**Task directions:**
Copy out each line that includes the word "nmol".
— Begin Dataset records —
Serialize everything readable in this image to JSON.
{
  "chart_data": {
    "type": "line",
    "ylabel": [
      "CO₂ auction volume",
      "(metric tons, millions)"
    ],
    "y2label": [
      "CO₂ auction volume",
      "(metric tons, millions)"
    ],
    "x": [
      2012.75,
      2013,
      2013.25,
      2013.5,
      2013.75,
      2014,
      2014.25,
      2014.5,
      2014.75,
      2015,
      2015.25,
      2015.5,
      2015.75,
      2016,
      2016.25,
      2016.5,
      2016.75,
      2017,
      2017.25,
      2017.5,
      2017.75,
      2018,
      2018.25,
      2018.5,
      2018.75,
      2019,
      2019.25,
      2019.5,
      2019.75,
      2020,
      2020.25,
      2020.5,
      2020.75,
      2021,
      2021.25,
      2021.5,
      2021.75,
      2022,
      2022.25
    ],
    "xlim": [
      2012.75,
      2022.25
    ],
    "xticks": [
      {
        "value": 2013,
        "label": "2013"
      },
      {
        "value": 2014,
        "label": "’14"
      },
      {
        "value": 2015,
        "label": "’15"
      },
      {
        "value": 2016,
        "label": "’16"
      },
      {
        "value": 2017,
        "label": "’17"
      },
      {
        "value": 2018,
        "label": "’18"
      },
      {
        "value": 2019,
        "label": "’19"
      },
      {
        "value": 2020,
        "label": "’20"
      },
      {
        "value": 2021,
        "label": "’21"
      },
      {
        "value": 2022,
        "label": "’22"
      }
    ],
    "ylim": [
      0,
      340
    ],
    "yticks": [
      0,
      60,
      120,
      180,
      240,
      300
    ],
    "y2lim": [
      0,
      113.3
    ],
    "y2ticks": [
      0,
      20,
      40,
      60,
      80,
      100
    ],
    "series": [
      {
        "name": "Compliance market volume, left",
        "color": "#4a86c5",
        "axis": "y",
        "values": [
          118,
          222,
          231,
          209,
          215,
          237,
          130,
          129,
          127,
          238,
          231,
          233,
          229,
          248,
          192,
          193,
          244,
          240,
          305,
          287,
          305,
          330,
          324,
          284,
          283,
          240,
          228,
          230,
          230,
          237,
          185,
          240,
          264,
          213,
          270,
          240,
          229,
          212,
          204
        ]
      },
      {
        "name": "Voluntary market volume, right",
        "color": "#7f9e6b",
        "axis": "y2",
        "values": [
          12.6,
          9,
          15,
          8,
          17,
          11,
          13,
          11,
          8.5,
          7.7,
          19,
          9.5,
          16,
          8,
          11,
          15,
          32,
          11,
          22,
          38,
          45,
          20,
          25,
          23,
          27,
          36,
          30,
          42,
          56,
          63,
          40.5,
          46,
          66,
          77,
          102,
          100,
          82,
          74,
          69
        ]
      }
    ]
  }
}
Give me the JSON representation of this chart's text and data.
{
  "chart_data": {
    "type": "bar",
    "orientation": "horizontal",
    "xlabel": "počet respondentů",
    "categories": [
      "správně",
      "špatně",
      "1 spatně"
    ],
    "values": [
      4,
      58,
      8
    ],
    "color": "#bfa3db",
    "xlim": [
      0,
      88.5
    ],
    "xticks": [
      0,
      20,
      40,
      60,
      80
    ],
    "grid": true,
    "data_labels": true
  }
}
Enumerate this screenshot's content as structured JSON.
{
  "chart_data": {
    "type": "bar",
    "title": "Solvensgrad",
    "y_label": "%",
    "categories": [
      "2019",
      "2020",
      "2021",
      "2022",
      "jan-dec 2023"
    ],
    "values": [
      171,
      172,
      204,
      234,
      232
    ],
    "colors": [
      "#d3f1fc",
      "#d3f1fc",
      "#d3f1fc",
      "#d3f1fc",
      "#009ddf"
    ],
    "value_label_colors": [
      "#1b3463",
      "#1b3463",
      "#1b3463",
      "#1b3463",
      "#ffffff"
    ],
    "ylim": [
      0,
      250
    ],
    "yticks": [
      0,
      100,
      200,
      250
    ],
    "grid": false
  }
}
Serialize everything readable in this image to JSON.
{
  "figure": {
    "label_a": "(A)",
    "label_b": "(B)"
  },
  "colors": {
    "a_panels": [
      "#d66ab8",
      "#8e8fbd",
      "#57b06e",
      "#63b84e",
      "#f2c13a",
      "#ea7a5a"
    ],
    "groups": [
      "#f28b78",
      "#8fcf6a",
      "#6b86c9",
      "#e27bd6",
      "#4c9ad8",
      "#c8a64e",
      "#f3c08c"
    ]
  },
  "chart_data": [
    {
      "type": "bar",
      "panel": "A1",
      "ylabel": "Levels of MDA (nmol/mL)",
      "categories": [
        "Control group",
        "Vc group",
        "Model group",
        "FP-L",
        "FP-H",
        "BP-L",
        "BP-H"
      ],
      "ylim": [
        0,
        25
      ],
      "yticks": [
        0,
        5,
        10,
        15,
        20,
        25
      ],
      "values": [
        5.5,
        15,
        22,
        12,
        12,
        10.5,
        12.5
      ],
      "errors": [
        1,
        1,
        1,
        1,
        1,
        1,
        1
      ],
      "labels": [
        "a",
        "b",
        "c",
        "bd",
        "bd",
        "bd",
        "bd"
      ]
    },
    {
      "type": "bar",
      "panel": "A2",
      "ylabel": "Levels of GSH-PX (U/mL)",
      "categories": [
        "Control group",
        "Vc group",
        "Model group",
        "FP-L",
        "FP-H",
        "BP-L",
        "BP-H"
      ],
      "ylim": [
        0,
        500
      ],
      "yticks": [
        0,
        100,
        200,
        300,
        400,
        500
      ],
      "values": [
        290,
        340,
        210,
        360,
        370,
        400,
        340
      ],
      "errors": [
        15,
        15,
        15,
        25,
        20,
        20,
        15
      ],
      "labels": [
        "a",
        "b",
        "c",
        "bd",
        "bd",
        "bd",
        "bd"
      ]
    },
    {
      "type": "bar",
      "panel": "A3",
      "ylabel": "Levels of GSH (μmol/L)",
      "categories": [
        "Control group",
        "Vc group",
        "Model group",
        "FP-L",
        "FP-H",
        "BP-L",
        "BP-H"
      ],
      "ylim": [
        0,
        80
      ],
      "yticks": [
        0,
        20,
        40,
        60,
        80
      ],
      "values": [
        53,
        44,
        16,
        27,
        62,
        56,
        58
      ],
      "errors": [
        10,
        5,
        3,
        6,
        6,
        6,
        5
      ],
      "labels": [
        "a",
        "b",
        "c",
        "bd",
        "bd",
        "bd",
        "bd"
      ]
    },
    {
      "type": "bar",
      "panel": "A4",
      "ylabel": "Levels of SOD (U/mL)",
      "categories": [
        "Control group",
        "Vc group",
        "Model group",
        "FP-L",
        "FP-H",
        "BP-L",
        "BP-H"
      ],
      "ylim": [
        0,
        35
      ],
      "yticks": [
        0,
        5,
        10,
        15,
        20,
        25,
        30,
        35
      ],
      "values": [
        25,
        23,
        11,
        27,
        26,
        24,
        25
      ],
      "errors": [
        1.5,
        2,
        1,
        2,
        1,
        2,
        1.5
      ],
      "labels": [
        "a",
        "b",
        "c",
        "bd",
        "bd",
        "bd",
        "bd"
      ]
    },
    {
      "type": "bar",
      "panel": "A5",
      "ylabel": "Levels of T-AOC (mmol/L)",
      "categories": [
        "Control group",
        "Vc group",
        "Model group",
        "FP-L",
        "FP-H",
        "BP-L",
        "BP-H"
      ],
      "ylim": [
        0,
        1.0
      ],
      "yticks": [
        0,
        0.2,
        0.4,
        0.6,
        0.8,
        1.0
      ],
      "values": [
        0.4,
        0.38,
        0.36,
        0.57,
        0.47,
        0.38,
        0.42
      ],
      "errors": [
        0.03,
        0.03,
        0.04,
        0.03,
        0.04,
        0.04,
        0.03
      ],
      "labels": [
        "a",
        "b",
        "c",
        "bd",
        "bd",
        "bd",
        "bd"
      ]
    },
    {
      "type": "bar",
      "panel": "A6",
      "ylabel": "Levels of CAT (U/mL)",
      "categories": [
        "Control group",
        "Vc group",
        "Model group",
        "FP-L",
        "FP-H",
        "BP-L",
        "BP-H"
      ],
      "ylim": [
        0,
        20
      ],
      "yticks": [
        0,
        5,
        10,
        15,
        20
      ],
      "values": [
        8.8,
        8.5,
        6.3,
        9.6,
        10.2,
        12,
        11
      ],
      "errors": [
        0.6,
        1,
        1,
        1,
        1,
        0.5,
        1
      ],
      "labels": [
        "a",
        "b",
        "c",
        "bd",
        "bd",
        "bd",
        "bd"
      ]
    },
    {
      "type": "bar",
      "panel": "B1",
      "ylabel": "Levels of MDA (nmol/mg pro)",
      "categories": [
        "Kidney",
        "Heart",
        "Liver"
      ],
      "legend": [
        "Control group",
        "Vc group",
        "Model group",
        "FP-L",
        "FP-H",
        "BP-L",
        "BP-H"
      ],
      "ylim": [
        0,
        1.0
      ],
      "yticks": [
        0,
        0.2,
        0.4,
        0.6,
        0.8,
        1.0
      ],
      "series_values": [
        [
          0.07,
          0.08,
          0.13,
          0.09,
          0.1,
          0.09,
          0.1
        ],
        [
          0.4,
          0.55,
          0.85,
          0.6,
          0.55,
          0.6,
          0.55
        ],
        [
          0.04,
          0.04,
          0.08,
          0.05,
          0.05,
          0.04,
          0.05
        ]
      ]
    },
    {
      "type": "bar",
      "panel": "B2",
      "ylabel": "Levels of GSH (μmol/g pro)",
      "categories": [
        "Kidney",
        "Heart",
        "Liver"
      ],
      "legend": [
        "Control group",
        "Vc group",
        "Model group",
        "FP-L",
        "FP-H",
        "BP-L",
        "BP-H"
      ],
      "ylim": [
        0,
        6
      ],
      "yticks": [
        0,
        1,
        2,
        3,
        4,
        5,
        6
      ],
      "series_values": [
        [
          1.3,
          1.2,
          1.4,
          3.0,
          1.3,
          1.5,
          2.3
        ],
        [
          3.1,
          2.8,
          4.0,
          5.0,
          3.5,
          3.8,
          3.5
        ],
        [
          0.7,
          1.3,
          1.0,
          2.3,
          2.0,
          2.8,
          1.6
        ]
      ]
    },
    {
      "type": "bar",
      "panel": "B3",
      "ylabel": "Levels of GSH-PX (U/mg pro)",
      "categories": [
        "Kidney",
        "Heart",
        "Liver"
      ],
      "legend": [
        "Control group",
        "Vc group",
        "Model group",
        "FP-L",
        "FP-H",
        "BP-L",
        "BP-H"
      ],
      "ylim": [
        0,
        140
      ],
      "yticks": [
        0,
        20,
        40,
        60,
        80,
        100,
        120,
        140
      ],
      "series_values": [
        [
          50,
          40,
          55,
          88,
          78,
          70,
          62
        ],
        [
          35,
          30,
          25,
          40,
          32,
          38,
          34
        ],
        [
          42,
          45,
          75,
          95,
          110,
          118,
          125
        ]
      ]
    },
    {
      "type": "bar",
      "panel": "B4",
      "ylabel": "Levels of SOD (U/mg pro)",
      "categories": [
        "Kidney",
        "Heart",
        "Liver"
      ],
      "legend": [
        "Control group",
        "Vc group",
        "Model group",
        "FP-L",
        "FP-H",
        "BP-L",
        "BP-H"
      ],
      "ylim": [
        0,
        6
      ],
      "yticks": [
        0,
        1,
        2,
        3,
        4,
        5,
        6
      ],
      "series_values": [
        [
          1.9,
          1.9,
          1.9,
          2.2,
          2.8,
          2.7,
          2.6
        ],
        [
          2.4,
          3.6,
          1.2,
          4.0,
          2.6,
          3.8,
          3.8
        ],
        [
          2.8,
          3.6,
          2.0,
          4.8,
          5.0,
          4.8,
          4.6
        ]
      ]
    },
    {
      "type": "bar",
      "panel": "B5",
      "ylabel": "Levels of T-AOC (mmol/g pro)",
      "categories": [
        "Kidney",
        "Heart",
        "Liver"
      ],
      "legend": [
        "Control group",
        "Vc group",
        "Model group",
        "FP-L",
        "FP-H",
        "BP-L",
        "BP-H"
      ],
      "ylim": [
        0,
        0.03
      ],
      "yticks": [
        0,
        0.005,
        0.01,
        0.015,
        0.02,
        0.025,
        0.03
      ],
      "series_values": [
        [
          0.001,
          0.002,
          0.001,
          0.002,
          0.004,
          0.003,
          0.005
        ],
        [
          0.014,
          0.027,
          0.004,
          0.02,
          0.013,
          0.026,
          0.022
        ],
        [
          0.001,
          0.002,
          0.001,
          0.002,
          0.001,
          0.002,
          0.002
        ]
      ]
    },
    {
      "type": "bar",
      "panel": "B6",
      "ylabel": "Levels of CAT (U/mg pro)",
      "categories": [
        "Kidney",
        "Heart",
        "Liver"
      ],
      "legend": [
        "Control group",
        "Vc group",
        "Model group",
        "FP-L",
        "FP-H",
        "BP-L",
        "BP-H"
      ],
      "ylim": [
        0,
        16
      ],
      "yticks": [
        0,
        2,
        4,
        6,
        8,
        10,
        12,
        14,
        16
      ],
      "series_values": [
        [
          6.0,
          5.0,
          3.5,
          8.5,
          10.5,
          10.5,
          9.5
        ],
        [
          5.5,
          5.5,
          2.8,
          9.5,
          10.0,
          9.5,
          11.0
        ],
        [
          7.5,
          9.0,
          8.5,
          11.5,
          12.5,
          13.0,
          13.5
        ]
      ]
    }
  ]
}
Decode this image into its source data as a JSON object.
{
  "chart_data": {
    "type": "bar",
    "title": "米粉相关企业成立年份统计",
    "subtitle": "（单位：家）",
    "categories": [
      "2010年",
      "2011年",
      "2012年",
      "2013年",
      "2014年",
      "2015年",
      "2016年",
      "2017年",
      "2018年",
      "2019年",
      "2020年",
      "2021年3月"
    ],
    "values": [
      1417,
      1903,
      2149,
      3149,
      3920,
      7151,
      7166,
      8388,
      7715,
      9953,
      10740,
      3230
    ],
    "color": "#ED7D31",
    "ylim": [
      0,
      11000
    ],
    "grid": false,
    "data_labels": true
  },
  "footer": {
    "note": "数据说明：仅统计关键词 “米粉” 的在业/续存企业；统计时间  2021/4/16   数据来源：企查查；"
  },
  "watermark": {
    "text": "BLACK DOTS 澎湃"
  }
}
— End Dataset records —
**Worked solution:**
      "ylabel": "Levels of MDA (nmol/mL)",
      "ylabel": "Levels of MDA (nmol/mg pro)",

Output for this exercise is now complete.